**WHAT YOU WILL DO:**
Print the listing as it stands, omitting all images.

:: DATA TO USE

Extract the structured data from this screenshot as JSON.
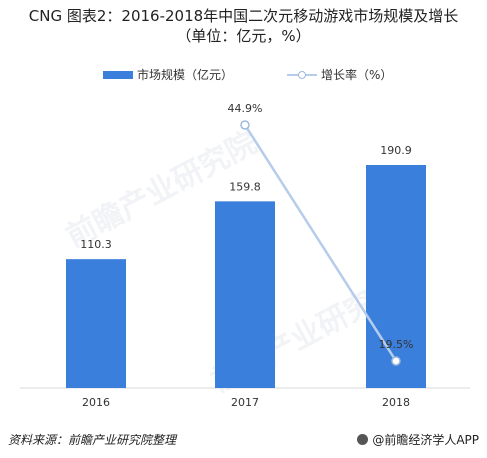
{
  "header": {
    "title": "CNG 图表2：2016-2018年中国二次元移动游戏市场规模及增长",
    "subtitle": "（单位：亿元，%）"
  },
  "legend": {
    "bar_label": "市场规模（亿元）",
    "line_label": "增长率（%）"
  },
  "colors": {
    "bar": "#3b7fdc",
    "line": "#b6ccea",
    "marker": "#9fb9de"
  },
  "chart_data": {
    "type": "bar",
    "categories": [
      "2016",
      "2017",
      "2018"
    ],
    "series": [
      {
        "name": "市场规模（亿元）",
        "type": "bar",
        "values": [
          110.3,
          159.8,
          190.9
        ],
        "labels": [
          "110.3",
          "159.8",
          "190.9"
        ]
      },
      {
        "name": "增长率（%）",
        "type": "line",
        "values": [
          null,
          44.9,
          19.5
        ],
        "labels": [
          "",
          "44.9%",
          "19.5%"
        ]
      }
    ],
    "legend_position": "top"
  },
  "footer": {
    "source": "资料来源：前瞻产业研究院整理",
    "brand": "@前瞻经济学人APP"
  },
  "watermark": {
    "text": "前瞻产业研究院"
  }
}
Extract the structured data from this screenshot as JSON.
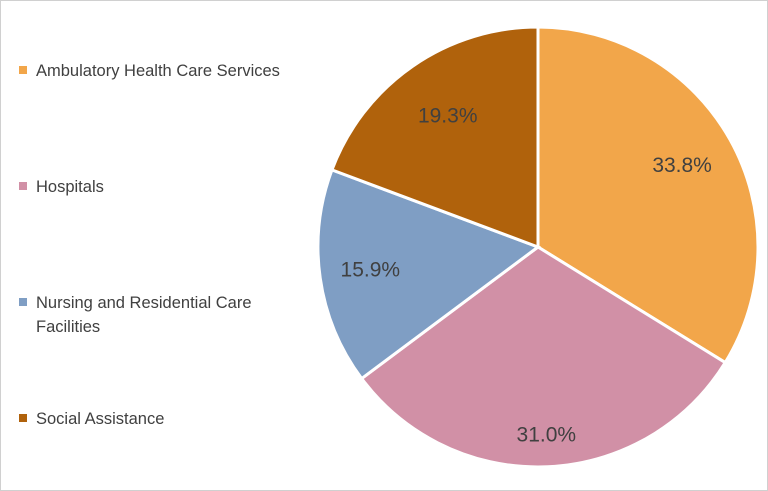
{
  "chart_data": {
    "type": "pie",
    "categories": [
      "Ambulatory Health Care Services",
      "Hospitals",
      "Nursing and Residential Care Facilities",
      "Social Assistance"
    ],
    "values": [
      33.8,
      31.0,
      15.9,
      19.3
    ],
    "data_labels": [
      "33.8%",
      "31.0%",
      "15.9%",
      "19.3%"
    ],
    "colors": [
      "#f2a64a",
      "#d190a6",
      "#7f9ec4",
      "#b0620c"
    ],
    "start_angle": "12 o'clock",
    "direction": "clockwise",
    "legend_position": "left",
    "title": ""
  }
}
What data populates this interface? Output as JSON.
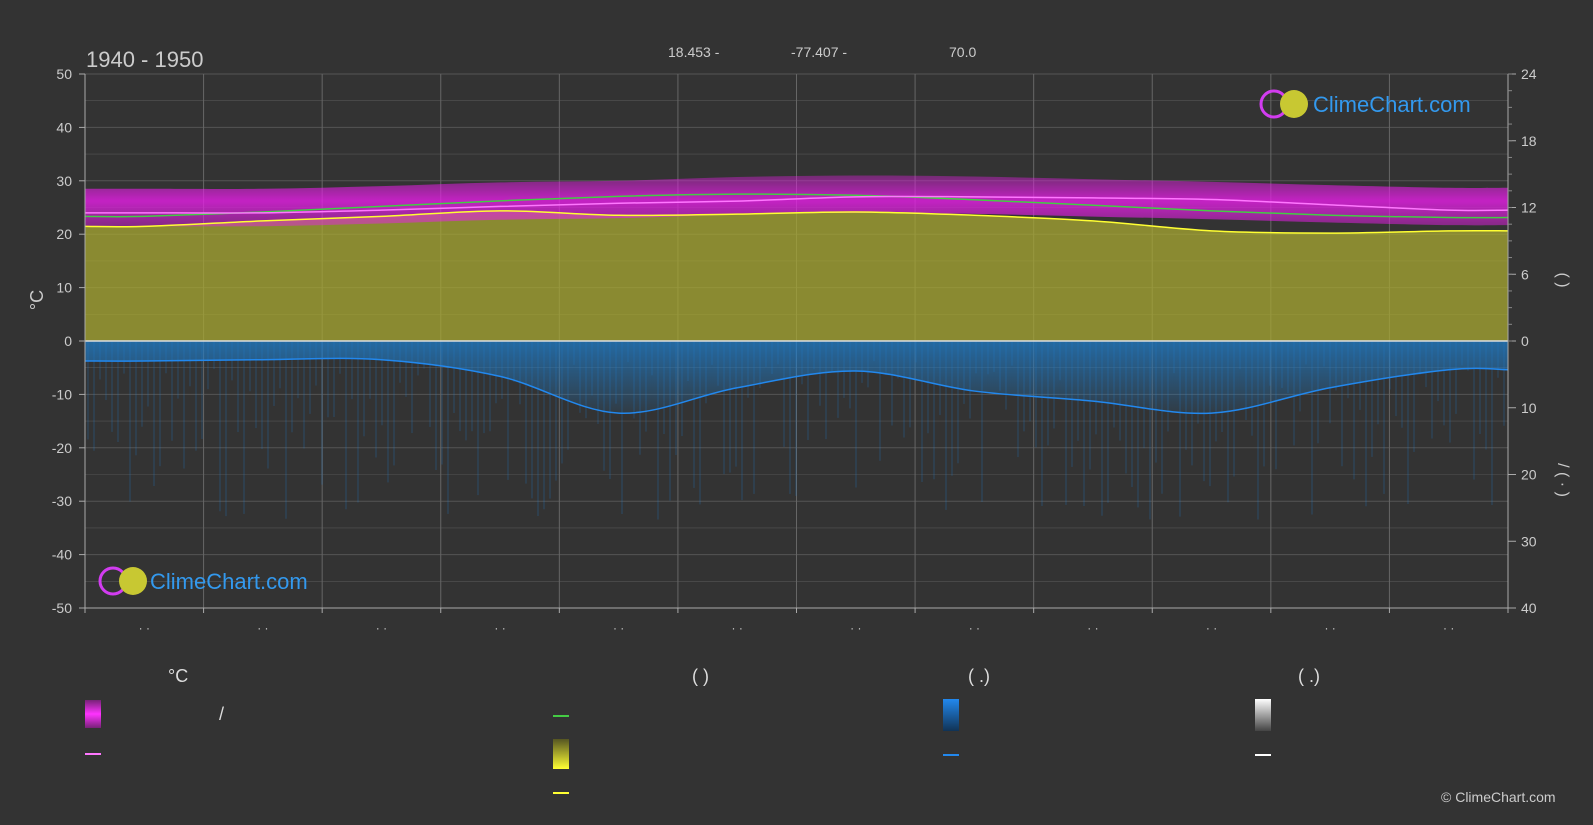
{
  "header": {
    "period": "1940 - 1950",
    "lat": "18.453 -",
    "lon": "-77.407 -",
    "elev": "70.0"
  },
  "axes": {
    "left_unit": "°C",
    "left_ticks": [
      "50",
      "40",
      "30",
      "20",
      "10",
      "0",
      "-10",
      "-20",
      "-30",
      "-40",
      "-50"
    ],
    "right_top_ticks": [
      "24",
      "18",
      "12",
      "6",
      "0"
    ],
    "right_bottom_ticks": [
      "10",
      "20",
      "30",
      "40"
    ],
    "right_unit_top": "(  )",
    "right_unit_bottom": "/ ( · )",
    "month_labels": [
      "· ·",
      "· ·",
      "· ·",
      "· ·",
      "· ·",
      "· ·",
      "· ·",
      "· ·",
      "· ·",
      "· ·",
      "· ·",
      "· ·"
    ]
  },
  "brand": {
    "name": "ClimeChart.com",
    "copyright": "© ClimeChart.com"
  },
  "legend": {
    "col1_title": "°C",
    "col1_item1": "/",
    "col2_title": "(          )",
    "col3_title": "(   .)",
    "col4_title": "(   .)"
  },
  "colors": {
    "background": "#333333",
    "max_band": "#e81ee8",
    "sunshine_fill": "#a8a832",
    "daylight_line": "#44cc44",
    "mean_temp_line": "#ff77ff",
    "sunshine_line": "#ffff33",
    "precip": "#1f7cc8",
    "snow": "#dddddd",
    "brand_blue": "#3399ee"
  },
  "chart_data": {
    "type": "area",
    "x": [
      "1",
      "2",
      "3",
      "4",
      "5",
      "6",
      "7",
      "8",
      "9",
      "10",
      "11",
      "12"
    ],
    "ylim": [
      -50,
      50
    ],
    "y2_top_lim": [
      0,
      24
    ],
    "y2_bottom_lim": [
      0,
      40
    ],
    "series": [
      {
        "values": [
          25.0,
          25.0,
          25.5,
          26.2,
          26.5,
          27.2,
          27.5,
          27.3,
          26.8,
          26.3,
          25.7,
          25.2
        ]
      },
      {
        "values": [
          24.0,
          24.0,
          24.5,
          25.2,
          25.8,
          26.2,
          27.0,
          27.0,
          26.8,
          26.5,
          25.5,
          24.5
        ]
      },
      {
        "values": [
          11.2,
          11.6,
          12.1,
          12.6,
          13.0,
          13.2,
          13.1,
          12.7,
          12.2,
          11.7,
          11.3,
          11.1
        ]
      },
      {
        "values": [
          10.3,
          10.8,
          11.2,
          11.7,
          11.3,
          11.4,
          11.6,
          11.3,
          10.8,
          9.9,
          9.7,
          9.9
        ]
      },
      {
        "values": [
          3.0,
          2.8,
          2.8,
          5.3,
          10.8,
          7.0,
          4.5,
          7.5,
          9.0,
          10.8,
          7.0,
          4.3
        ]
      }
    ]
  }
}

::::

**SOLUTION TO THIS TASK:**
Extract the structured data from this screenshot as JSON.
{
  "header": {
    "title": "CNG 图表2：2016-2018年中国二次元移动游戏市场规模及增长",
    "subtitle": "（单位：亿元，%）"
  },
  "legend": {
    "bar_label": "市场规模（亿元）",
    "line_label": "增长率（%）"
  },
  "colors": {
    "bar": "#3b7fdc",
    "line": "#b6ccea",
    "marker": "#9fb9de"
  },
  "chart_data": {
    "type": "bar",
    "categories": [
      "2016",
      "2017",
      "2018"
    ],
    "series": [
      {
        "name": "市场规模（亿元）",
        "type": "bar",
        "values": [
          110.3,
          159.8,
          190.9
        ],
        "labels": [
          "110.3",
          "159.8",
          "190.9"
        ]
      },
      {
        "name": "增长率（%）",
        "type": "line",
        "values": [
          null,
          44.9,
          19.5
        ],
        "labels": [
          "",
          "44.9%",
          "19.5%"
        ]
      }
    ],
    "legend_position": "top"
  },
  "footer": {
    "source": "资料来源：前瞻产业研究院整理",
    "brand": "@前瞻经济学人APP"
  },
  "watermark": {
    "text": "前瞻产业研究院"
  }
}
Extract the structured data from this screenshot as JSON.
{
  "chart_data": {
    "type": "pie",
    "categories": [
      "Ambulatory Health Care Services",
      "Hospitals",
      "Nursing and Residential Care Facilities",
      "Social Assistance"
    ],
    "values": [
      33.8,
      31.0,
      15.9,
      19.3
    ],
    "data_labels": [
      "33.8%",
      "31.0%",
      "15.9%",
      "19.3%"
    ],
    "colors": [
      "#f2a64a",
      "#d190a6",
      "#7f9ec4",
      "#b0620c"
    ],
    "start_angle": "12 o'clock",
    "direction": "clockwise",
    "legend_position": "left",
    "title": ""
  }
}
What data populates this interface? Output as JSON.
{
  "header": {
    "period": "1940 - 1950",
    "lat": "18.453 -",
    "lon": "-77.407 -",
    "elev": "70.0"
  },
  "axes": {
    "left_unit": "°C",
    "left_ticks": [
      "50",
      "40",
      "30",
      "20",
      "10",
      "0",
      "-10",
      "-20",
      "-30",
      "-40",
      "-50"
    ],
    "right_top_ticks": [
      "24",
      "18",
      "12",
      "6",
      "0"
    ],
    "right_bottom_ticks": [
      "10",
      "20",
      "30",
      "40"
    ],
    "right_unit_top": "(  )",
    "right_unit_bottom": "/ ( · )",
    "month_labels": [
      "· ·",
      "· ·",
      "· ·",
      "· ·",
      "· ·",
      "· ·",
      "· ·",
      "· ·",
      "· ·",
      "· ·",
      "· ·",
      "· ·"
    ]
  },
  "brand": {
    "name": "ClimeChart.com",
    "copyright": "© ClimeChart.com"
  },
  "legend": {
    "col1_title": "°C",
    "col1_item1": "/",
    "col2_title": "(          )",
    "col3_title": "(   .)",
    "col4_title": "(   .)"
  },
  "colors": {
    "background": "#333333",
    "max_band": "#e81ee8",
    "sunshine_fill": "#a8a832",
    "daylight_line": "#44cc44",
    "mean_temp_line": "#ff77ff",
    "sunshine_line": "#ffff33",
    "precip": "#1f7cc8",
    "snow": "#dddddd",
    "brand_blue": "#3399ee"
  },
  "chart_data": {
    "type": "area",
    "x": [
      "1",
      "2",
      "3",
      "4",
      "5",
      "6",
      "7",
      "8",
      "9",
      "10",
      "11",
      "12"
    ],
    "ylim": [
      -50,
      50
    ],
    "y2_top_lim": [
      0,
      24
    ],
    "y2_bottom_lim": [
      0,
      40
    ],
    "series": [
      {
        "values": [
          25.0,
          25.0,
          25.5,
          26.2,
          26.5,
          27.2,
          27.5,
          27.3,
          26.8,
          26.3,
          25.7,
          25.2
        ]
      },
      {
        "values": [
          24.0,
          24.0,
          24.5,
          25.2,
          25.8,
          26.2,
          27.0,
          27.0,
          26.8,
          26.5,
          25.5,
          24.5
        ]
      },
      {
        "values": [
          11.2,
          11.6,
          12.1,
          12.6,
          13.0,
          13.2,
          13.1,
          12.7,
          12.2,
          11.7,
          11.3,
          11.1
        ]
      },
      {
        "values": [
          10.3,
          10.8,
          11.2,
          11.7,
          11.3,
          11.4,
          11.6,
          11.3,
          10.8,
          9.9,
          9.7,
          9.9
        ]
      },
      {
        "values": [
          3.0,
          2.8,
          2.8,
          5.3,
          10.8,
          7.0,
          4.5,
          7.5,
          9.0,
          10.8,
          7.0,
          4.3
        ]
      }
    ]
  }
}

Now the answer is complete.